[Stored records]
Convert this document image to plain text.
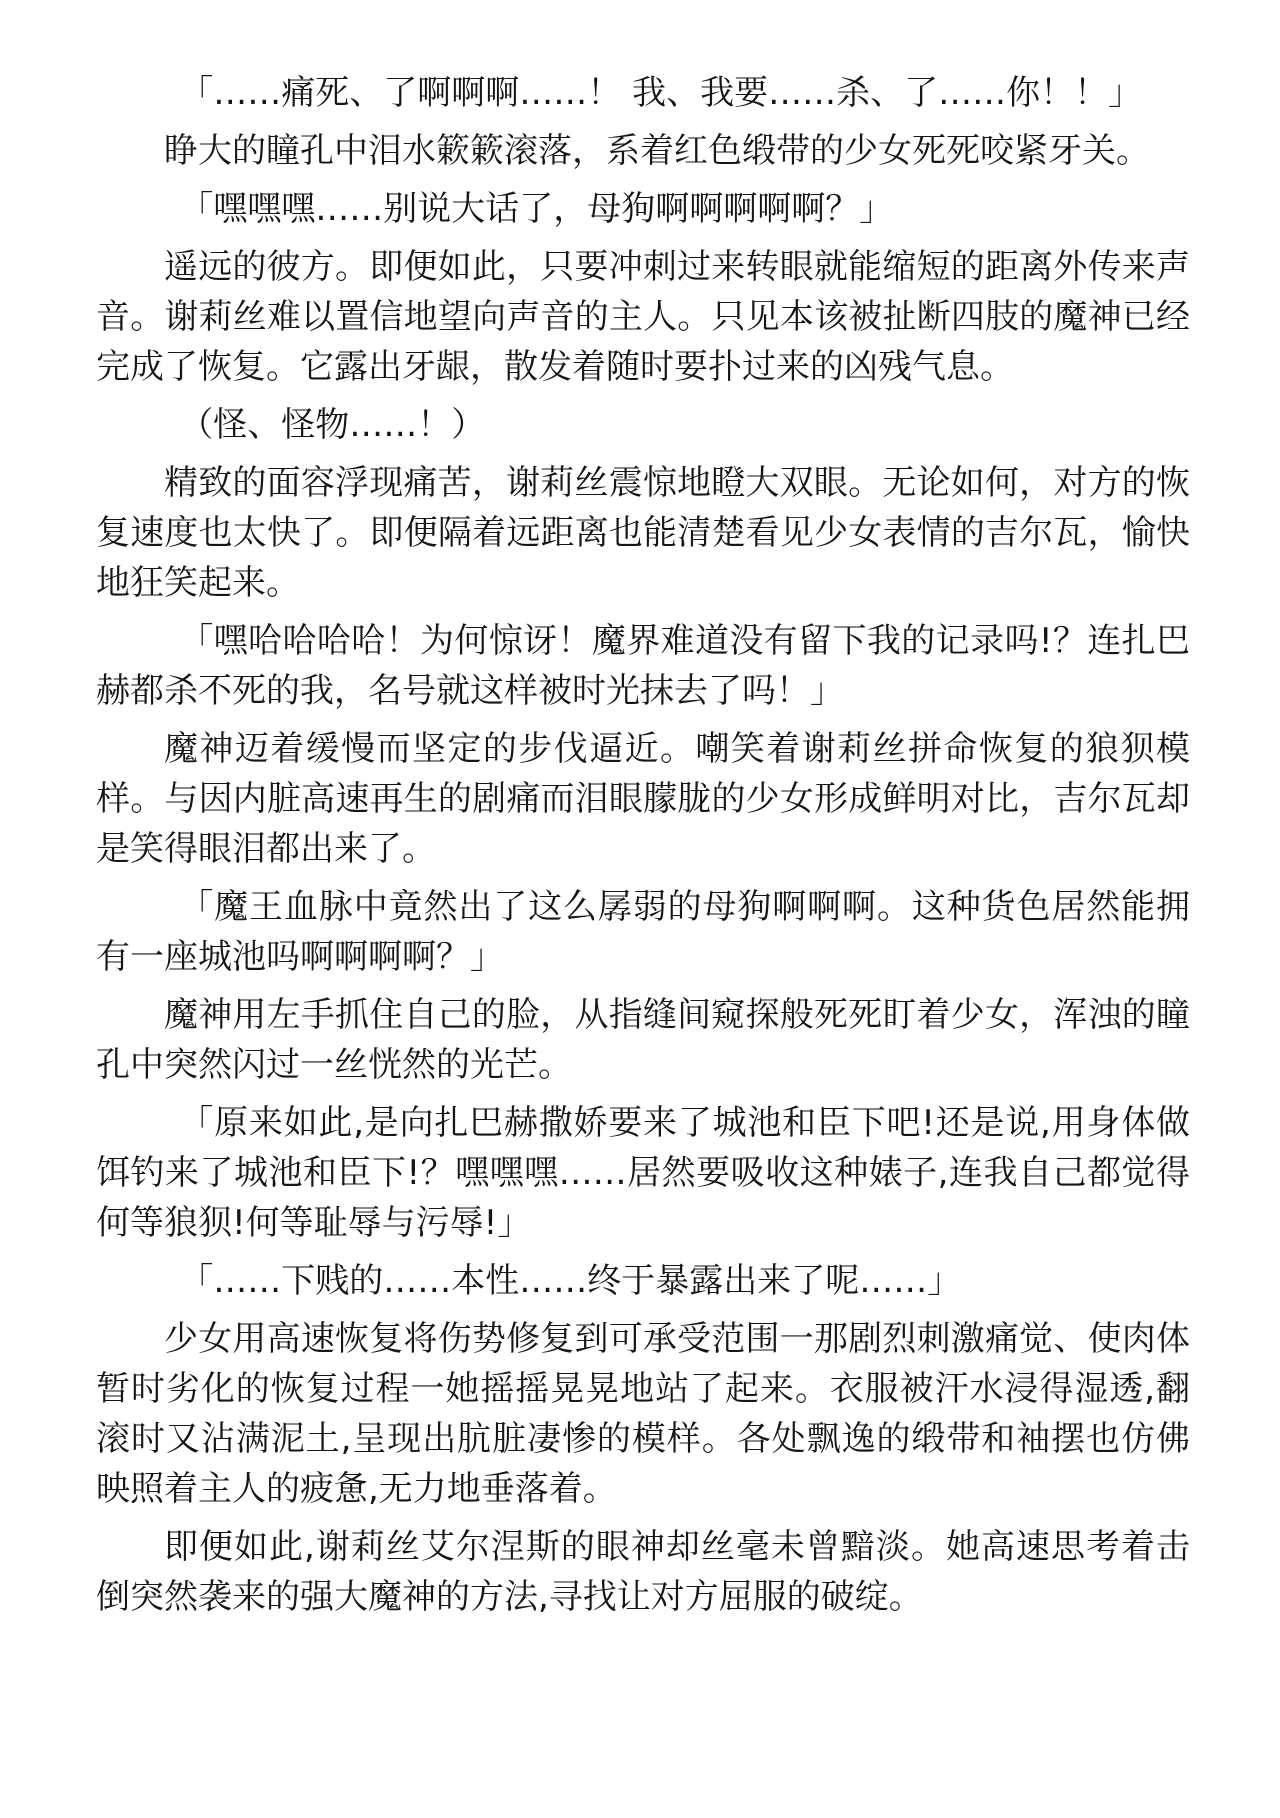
「……痛死、了啊啊啊……！ 我、我要……杀、了……你！！」

睁大的瞳孔中泪水簌簌滚落，系着红色缎带的少女死死咬紧牙关。

「嘿嘿嘿……别说大话了，母狗啊啊啊啊啊？」

遥远的彼方。即便如此，只要冲刺过来转眼就能缩短的距离外传来声音。谢莉丝难以置信地望向声音的主人。只见本该被扯断四肢的魔神已经完成了恢复。它露出牙龈，散发着随时要扑过来的凶残气息。

（怪、怪物……！）

精致的面容浮现痛苦，谢莉丝震惊地瞪大双眼。无论如何，对方的恢复速度也太快了。即便隔着远距离也能清楚看见少女表情的吉尔瓦，愉快地狂笑起来。

「嘿哈哈哈哈！为何惊讶！魔界难道没有留下我的记录吗!？连扎巴赫都杀不死的我，名号就这样被时光抹去了吗！」

魔神迈着缓慢而坚定的步伐逼近。嘲笑着谢莉丝拼命恢复的狼狈模样。与因内脏高速再生的剧痛而泪眼朦胧的少女形成鲜明对比，吉尔瓦却是笑得眼泪都出来了。

「魔王血脉中竟然出了这么孱弱的母狗啊啊啊。这种货色居然能拥有一座城池吗啊啊啊啊？」

魔神用左手抓住自己的脸，从指缝间窥探般死死盯着少女，浑浊的瞳孔中突然闪过一丝恍然的光芒。

「原来如此,是向扎巴赫撒娇要来了城池和臣下吧!还是说,用身体做饵钓来了城池和臣下!？嘿嘿嘿……居然要吸收这种婊子,连我自己都觉得何等狼狈!何等耻辱与污辱!」

「……下贱的……本性……终于暴露出来了呢……」

少女用高速恢复将伤势修复到可承受范围一那剧烈刺激痛觉、使肉体暂时劣化的恢复过程一她摇摇晃晃地站了起来。衣服被汗水浸得湿透,翻滚时又沾满泥土,呈现出肮脏凄惨的模样。各处飘逸的缎带和袖摆也仿佛映照着主人的疲惫,无力地垂落着。

即便如此,谢莉丝艾尔涅斯的眼神却丝毫未曾黯淡。她高速思考着击倒突然袭来的强大魔神的方法,寻找让对方屈服的破绽。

» What is expected:
Copy everything in the records above except the pictures, exactly as written.

» Worked solution:
Convert this document image to plain text.
「……痛死、了啊啊啊……！ 我、我要……杀、了……你！！」

睁大的瞳孔中泪水簌簌滚落，系着红色缎带的少女死死咬紧牙关。

「嘿嘿嘿……别说大话了，母狗啊啊啊啊啊？」

遥远的彼方。即便如此，只要冲刺过来转眼就能缩短的距离外传来声音。谢莉丝难以置信地望向声音的主人。只见本该被扯断四肢的魔神已经完成了恢复。它露出牙龈，散发着随时要扑过来的凶残气息。

（怪、怪物……！）

精致的面容浮现痛苦，谢莉丝震惊地瞪大双眼。无论如何，对方的恢复速度也太快了。即便隔着远距离也能清楚看见少女表情的吉尔瓦，愉快地狂笑起来。

「嘿哈哈哈哈！为何惊讶！魔界难道没有留下我的记录吗!？连扎巴赫都杀不死的我，名号就这样被时光抹去了吗！」

魔神迈着缓慢而坚定的步伐逼近。嘲笑着谢莉丝拼命恢复的狼狈模样。与因内脏高速再生的剧痛而泪眼朦胧的少女形成鲜明对比，吉尔瓦却是笑得眼泪都出来了。

「魔王血脉中竟然出了这么孱弱的母狗啊啊啊。这种货色居然能拥有一座城池吗啊啊啊啊？」

魔神用左手抓住自己的脸，从指缝间窥探般死死盯着少女，浑浊的瞳孔中突然闪过一丝恍然的光芒。

「原来如此,是向扎巴赫撒娇要来了城池和臣下吧!还是说,用身体做饵钓来了城池和臣下!？嘿嘿嘿……居然要吸收这种婊子,连我自己都觉得何等狼狈!何等耻辱与污辱!」

「……下贱的……本性……终于暴露出来了呢……」

少女用高速恢复将伤势修复到可承受范围一那剧烈刺激痛觉、使肉体暂时劣化的恢复过程一她摇摇晃晃地站了起来。衣服被汗水浸得湿透,翻滚时又沾满泥土,呈现出肮脏凄惨的模样。各处飘逸的缎带和袖摆也仿佛映照着主人的疲惫,无力地垂落着。

即便如此,谢莉丝艾尔涅斯的眼神却丝毫未曾黯淡。她高速思考着击倒突然袭来的强大魔神的方法,寻找让对方屈服的破绽。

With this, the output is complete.